### Instructions for the task
State the number of lines in these records that include the word "comment", and add nothing to it.

-------- Data shown --------

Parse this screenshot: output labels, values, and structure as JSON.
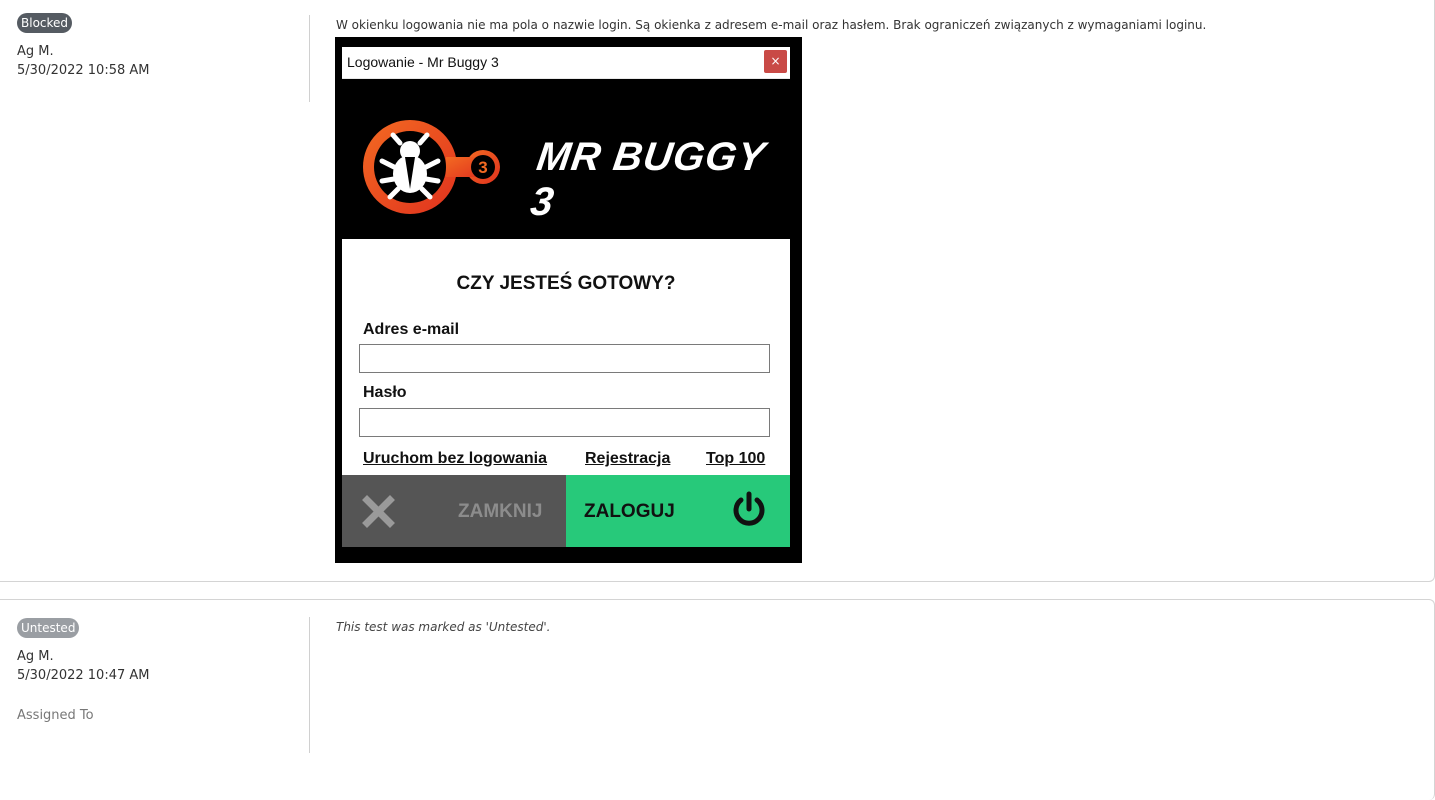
{
  "entries": [
    {
      "status": "Blocked",
      "author": "Ag M.",
      "timestamp": "5/30/2022 10:58 AM",
      "comment": "W okienku logowania nie ma pola o nazwie login. Są okienka z adresem e-mail oraz hasłem. Brak ograniczeń związanych z wymaganiami loginu.",
      "screenshot": {
        "window_title": "Logowanie - Mr Buggy 3",
        "close_symbol": "×",
        "logo_number": "3",
        "brand_text": "MR BUGGY 3",
        "heading": "CZY JESTEŚ GOTOWY?",
        "email_label": "Adres e-mail",
        "email_value": "",
        "password_label": "Hasło",
        "password_value": "",
        "links": [
          "Uruchom bez logowania",
          "Rejestracja",
          "Top 100"
        ],
        "close_button_label": "ZAMKNIJ",
        "login_button_label": "ZALOGUJ",
        "icons": [
          "bug-icon",
          "x-icon",
          "power-icon"
        ],
        "colors": {
          "accent_orange": "#f0572a",
          "login_green": "#27c97a",
          "close_gray": "#555555",
          "titlebar_close": "#c94a46"
        }
      }
    },
    {
      "status": "Untested",
      "author": "Ag M.",
      "timestamp": "5/30/2022 10:47 AM",
      "assigned_label": "Assigned To",
      "comment": "This test was marked as 'Untested'."
    }
  ],
  "colors": {
    "blocked": "#555b62",
    "untested": "#9a9ea3"
  }
}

--------

### Answer to this exercise
2